THE REQUEST ::
Write the records out again, keeping each line exactly as it is.

Extracted data entries

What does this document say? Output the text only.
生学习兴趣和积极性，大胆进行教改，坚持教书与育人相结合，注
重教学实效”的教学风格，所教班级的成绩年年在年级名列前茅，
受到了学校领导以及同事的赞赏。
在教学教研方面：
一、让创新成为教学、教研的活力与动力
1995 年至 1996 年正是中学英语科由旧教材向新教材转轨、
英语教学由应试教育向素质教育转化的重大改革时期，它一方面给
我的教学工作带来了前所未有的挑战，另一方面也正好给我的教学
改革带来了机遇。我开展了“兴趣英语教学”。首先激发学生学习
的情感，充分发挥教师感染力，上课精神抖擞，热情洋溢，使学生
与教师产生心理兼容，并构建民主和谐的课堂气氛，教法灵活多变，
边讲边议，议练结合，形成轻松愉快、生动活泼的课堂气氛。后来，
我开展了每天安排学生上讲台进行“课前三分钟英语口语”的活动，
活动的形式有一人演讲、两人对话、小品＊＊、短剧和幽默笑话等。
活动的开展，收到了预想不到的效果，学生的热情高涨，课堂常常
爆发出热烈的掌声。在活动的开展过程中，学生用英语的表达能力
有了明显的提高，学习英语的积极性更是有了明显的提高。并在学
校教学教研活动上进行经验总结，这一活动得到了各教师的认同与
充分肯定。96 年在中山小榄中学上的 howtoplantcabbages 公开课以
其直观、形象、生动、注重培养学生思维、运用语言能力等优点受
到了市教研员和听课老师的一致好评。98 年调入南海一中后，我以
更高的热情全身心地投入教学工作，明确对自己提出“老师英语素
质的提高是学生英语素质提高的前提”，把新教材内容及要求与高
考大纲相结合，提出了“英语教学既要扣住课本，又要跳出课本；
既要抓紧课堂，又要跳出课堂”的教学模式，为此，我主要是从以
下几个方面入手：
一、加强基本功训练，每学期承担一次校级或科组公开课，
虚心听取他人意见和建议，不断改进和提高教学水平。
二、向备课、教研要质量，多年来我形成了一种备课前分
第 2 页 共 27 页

RESPONSE ::
What does this document say? Output the text only.
生学习兴趣和积极性，大胆进行教改，坚持教书与育人相结合，注
重教学实效”的教学风格，所教班级的成绩年年在年级名列前茅，
受到了学校领导以及同事的赞赏。
在教学教研方面：
一、让创新成为教学、教研的活力与动力
1995 年至 1996 年正是中学英语科由旧教材向新教材转轨、
英语教学由应试教育向素质教育转化的重大改革时期，它一方面给
我的教学工作带来了前所未有的挑战，另一方面也正好给我的教学
改革带来了机遇。我开展了“兴趣英语教学”。首先激发学生学习
的情感，充分发挥教师感染力，上课精神抖擞，热情洋溢，使学生
与教师产生心理兼容，并构建民主和谐的课堂气氛，教法灵活多变，
边讲边议，议练结合，形成轻松愉快、生动活泼的课堂气氛。后来，
我开展了每天安排学生上讲台进行“课前三分钟英语口语”的活动，
活动的形式有一人演讲、两人对话、小品＊＊、短剧和幽默笑话等。
活动的开展，收到了预想不到的效果，学生的热情高涨，课堂常常
爆发出热烈的掌声。在活动的开展过程中，学生用英语的表达能力
有了明显的提高，学习英语的积极性更是有了明显的提高。并在学
校教学教研活动上进行经验总结，这一活动得到了各教师的认同与
充分肯定。96 年在中山小榄中学上的 howtoplantcabbages 公开课以
其直观、形象、生动、注重培养学生思维、运用语言能力等优点受
到了市教研员和听课老师的一致好评。98 年调入南海一中后，我以
更高的热情全身心地投入教学工作，明确对自己提出“老师英语素
质的提高是学生英语素质提高的前提”，把新教材内容及要求与高
考大纲相结合，提出了“英语教学既要扣住课本，又要跳出课本；
既要抓紧课堂，又要跳出课堂”的教学模式，为此，我主要是从以
下几个方面入手：
一、加强基本功训练，每学期承担一次校级或科组公开课，
虚心听取他人意见和建议，不断改进和提高教学水平。
二、向备课、教研要质量，多年来我形成了一种备课前分
第 2 页 共 27 页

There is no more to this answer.